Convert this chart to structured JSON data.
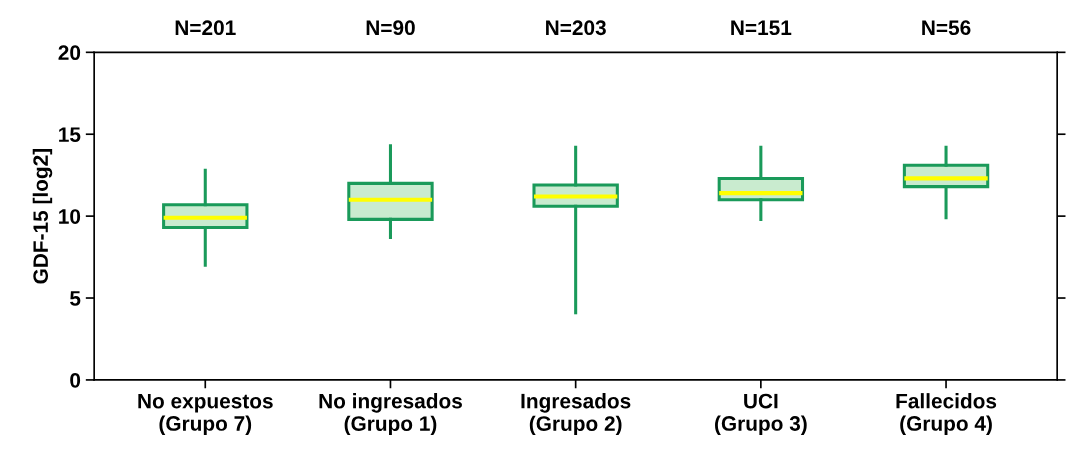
{
  "chart_data": {
    "type": "box",
    "ylabel": "GDF-15 [log2]",
    "categories": [
      "No expuestos\n(Grupo 7)",
      "No ingresados\n(Grupo 1)",
      "Ingresados\n(Grupo 2)",
      "UCI\n(Grupo 3)",
      "Fallecidos\n(Grupo 4)"
    ],
    "annotations": [
      "N=201",
      "N=90",
      "N=203",
      "N=151",
      "N=56"
    ],
    "series": [
      {
        "color": "#1a9a5a",
        "boxes": [
          {
            "low": 7.0,
            "q1": 9.3,
            "median": 9.9,
            "q3": 10.7,
            "high": 12.8
          },
          {
            "low": 8.7,
            "q1": 9.8,
            "median": 11.0,
            "q3": 12.0,
            "high": 14.3
          },
          {
            "low": 4.1,
            "q1": 10.6,
            "median": 11.2,
            "q3": 11.9,
            "high": 14.2
          },
          {
            "low": 9.8,
            "q1": 11.0,
            "median": 11.4,
            "q3": 12.3,
            "high": 14.2
          },
          {
            "low": 9.9,
            "q1": 11.8,
            "median": 12.3,
            "q3": 13.1,
            "high": 14.2
          }
        ]
      }
    ],
    "ylim": [
      0,
      20
    ],
    "yticks": [
      0,
      5,
      10,
      15,
      20
    ],
    "grid": false,
    "legend": false
  }
}
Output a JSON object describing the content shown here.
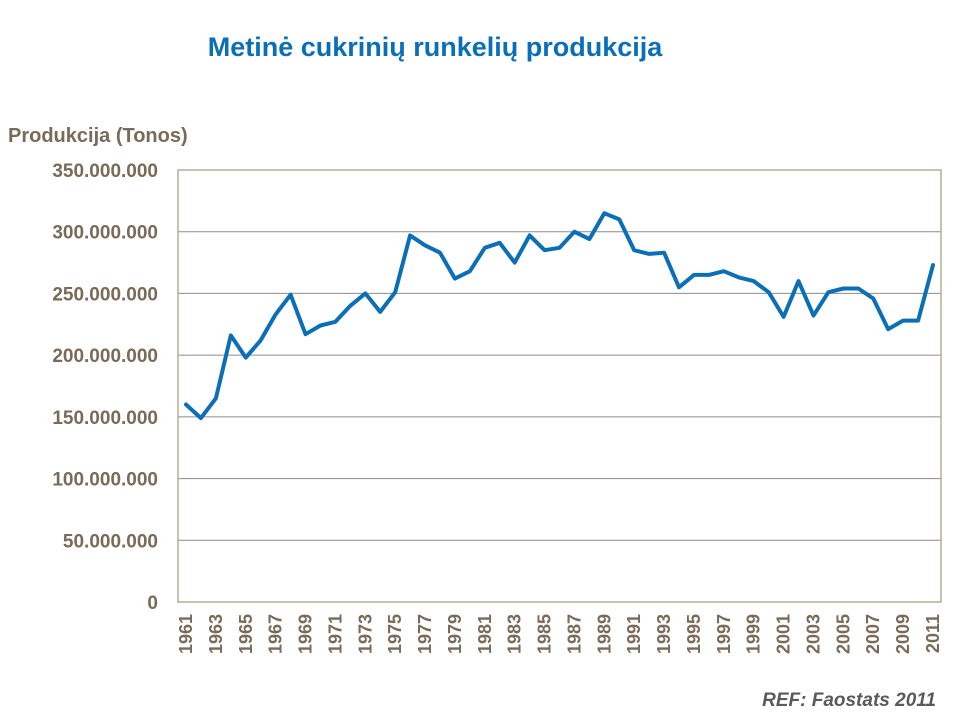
{
  "chart_data": {
    "type": "line",
    "title": "Metinė cukrinių runkelių produkcija",
    "ylabel": "Produkcija (Tonos)",
    "xlabel": "",
    "source": "REF: Faostats 2011",
    "ylim": [
      0,
      350000000
    ],
    "yticks": [
      "0",
      "50.000.000",
      "100.000.000",
      "150.000.000",
      "200.000.000",
      "250.000.000",
      "300.000.000",
      "350.000.000"
    ],
    "xticks": [
      "1961",
      "1963",
      "1965",
      "1967",
      "1969",
      "1971",
      "1973",
      "1975",
      "1977",
      "1979",
      "1981",
      "1983",
      "1985",
      "1987",
      "1989",
      "1991",
      "1993",
      "1995",
      "1997",
      "1999",
      "2001",
      "2003",
      "2005",
      "2007",
      "2009",
      "2011"
    ],
    "grid": true,
    "colors": {
      "line": "#0B6FB8",
      "title": "#0B6FB8",
      "axis_text": "#7A6A58",
      "frame": "#B5AD94",
      "grid": "#8C8C8C"
    },
    "x": [
      1961,
      1962,
      1963,
      1964,
      1965,
      1966,
      1967,
      1968,
      1969,
      1970,
      1971,
      1972,
      1973,
      1974,
      1975,
      1976,
      1977,
      1978,
      1979,
      1980,
      1981,
      1982,
      1983,
      1984,
      1985,
      1986,
      1987,
      1988,
      1989,
      1990,
      1991,
      1992,
      1993,
      1994,
      1995,
      1996,
      1997,
      1998,
      1999,
      2000,
      2001,
      2002,
      2003,
      2004,
      2005,
      2006,
      2007,
      2008,
      2009,
      2010,
      2011
    ],
    "series": [
      {
        "values": [
          160000000,
          149000000,
          165000000,
          216000000,
          198000000,
          212000000,
          233000000,
          249000000,
          217000000,
          224000000,
          227000000,
          240000000,
          250000000,
          235000000,
          251000000,
          297000000,
          289000000,
          283000000,
          262000000,
          268000000,
          287000000,
          291000000,
          275000000,
          297000000,
          285000000,
          287000000,
          300000000,
          294000000,
          315000000,
          310000000,
          285000000,
          282000000,
          283000000,
          255000000,
          265000000,
          265000000,
          268000000,
          263000000,
          260000000,
          251000000,
          231000000,
          260000000,
          232000000,
          251000000,
          254000000,
          254000000,
          246000000,
          221000000,
          228000000,
          228000000,
          273000000
        ]
      }
    ]
  }
}
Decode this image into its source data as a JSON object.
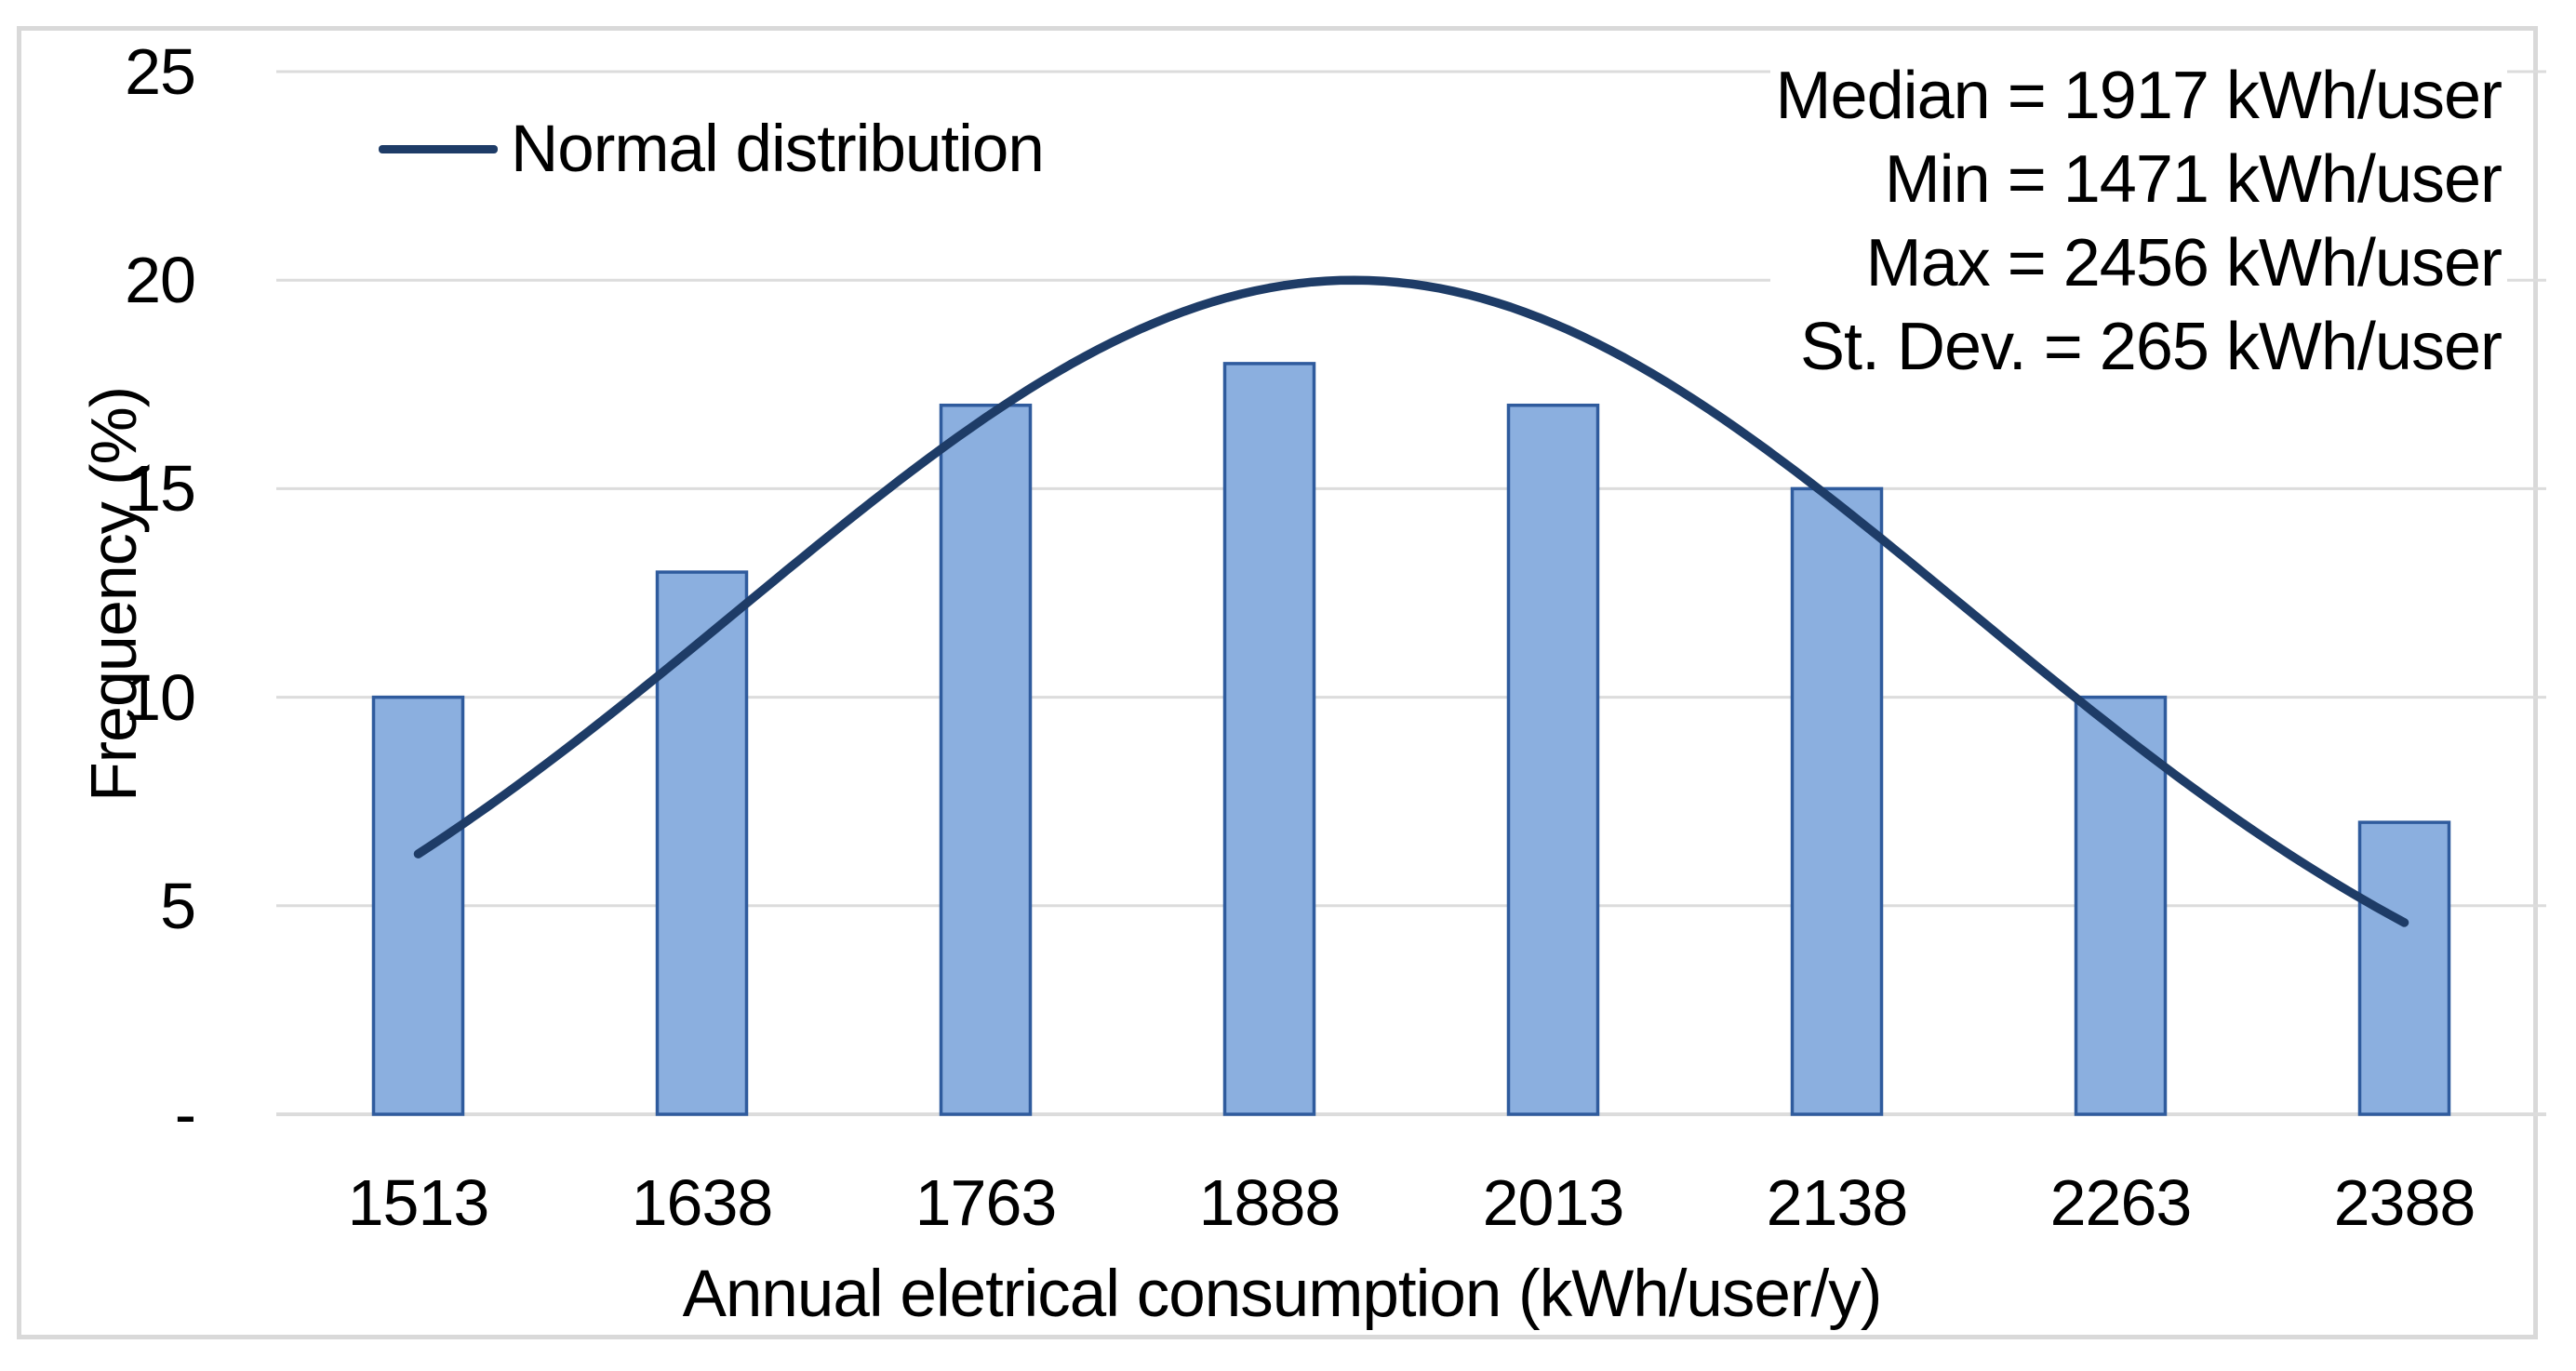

### [PROBLEM]
Copy the entries above faithfully and omit every image.

### [COMPLETED TASK]
Convert this chart to structured JSON data.
{
  "chart_data": {
    "type": "box",
    "ylabel": "GDF-15 [log2]",
    "categories": [
      "No expuestos\n(Grupo 7)",
      "No ingresados\n(Grupo 1)",
      "Ingresados\n(Grupo 2)",
      "UCI\n(Grupo 3)",
      "Fallecidos\n(Grupo 4)"
    ],
    "annotations": [
      "N=201",
      "N=90",
      "N=203",
      "N=151",
      "N=56"
    ],
    "series": [
      {
        "color": "#1a9a5a",
        "boxes": [
          {
            "low": 7.0,
            "q1": 9.3,
            "median": 9.9,
            "q3": 10.7,
            "high": 12.8
          },
          {
            "low": 8.7,
            "q1": 9.8,
            "median": 11.0,
            "q3": 12.0,
            "high": 14.3
          },
          {
            "low": 4.1,
            "q1": 10.6,
            "median": 11.2,
            "q3": 11.9,
            "high": 14.2
          },
          {
            "low": 9.8,
            "q1": 11.0,
            "median": 11.4,
            "q3": 12.3,
            "high": 14.2
          },
          {
            "low": 9.9,
            "q1": 11.8,
            "median": 12.3,
            "q3": 13.1,
            "high": 14.2
          }
        ]
      }
    ],
    "ylim": [
      0,
      20
    ],
    "yticks": [
      0,
      5,
      10,
      15,
      20
    ],
    "grid": false,
    "legend": false
  }
}
Output a JSON object describing the content shown here.
{
  "chart_data": {
    "type": "line",
    "title": "Metinė cukrinių runkelių produkcija",
    "ylabel": "Produkcija (Tonos)",
    "xlabel": "",
    "source": "REF: Faostats 2011",
    "ylim": [
      0,
      350000000
    ],
    "yticks": [
      "0",
      "50.000.000",
      "100.000.000",
      "150.000.000",
      "200.000.000",
      "250.000.000",
      "300.000.000",
      "350.000.000"
    ],
    "xticks": [
      "1961",
      "1963",
      "1965",
      "1967",
      "1969",
      "1971",
      "1973",
      "1975",
      "1977",
      "1979",
      "1981",
      "1983",
      "1985",
      "1987",
      "1989",
      "1991",
      "1993",
      "1995",
      "1997",
      "1999",
      "2001",
      "2003",
      "2005",
      "2007",
      "2009",
      "2011"
    ],
    "grid": true,
    "colors": {
      "line": "#0B6FB8",
      "title": "#0B6FB8",
      "axis_text": "#7A6A58",
      "frame": "#B5AD94",
      "grid": "#8C8C8C"
    },
    "x": [
      1961,
      1962,
      1963,
      1964,
      1965,
      1966,
      1967,
      1968,
      1969,
      1970,
      1971,
      1972,
      1973,
      1974,
      1975,
      1976,
      1977,
      1978,
      1979,
      1980,
      1981,
      1982,
      1983,
      1984,
      1985,
      1986,
      1987,
      1988,
      1989,
      1990,
      1991,
      1992,
      1993,
      1994,
      1995,
      1996,
      1997,
      1998,
      1999,
      2000,
      2001,
      2002,
      2003,
      2004,
      2005,
      2006,
      2007,
      2008,
      2009,
      2010,
      2011
    ],
    "series": [
      {
        "values": [
          160000000,
          149000000,
          165000000,
          216000000,
          198000000,
          212000000,
          233000000,
          249000000,
          217000000,
          224000000,
          227000000,
          240000000,
          250000000,
          235000000,
          251000000,
          297000000,
          289000000,
          283000000,
          262000000,
          268000000,
          287000000,
          291000000,
          275000000,
          297000000,
          285000000,
          287000000,
          300000000,
          294000000,
          315000000,
          310000000,
          285000000,
          282000000,
          283000000,
          255000000,
          265000000,
          265000000,
          268000000,
          263000000,
          260000000,
          251000000,
          231000000,
          260000000,
          232000000,
          251000000,
          254000000,
          254000000,
          246000000,
          221000000,
          228000000,
          228000000,
          273000000
        ]
      }
    ]
  }
}
Decode this image into its source data as a JSON object.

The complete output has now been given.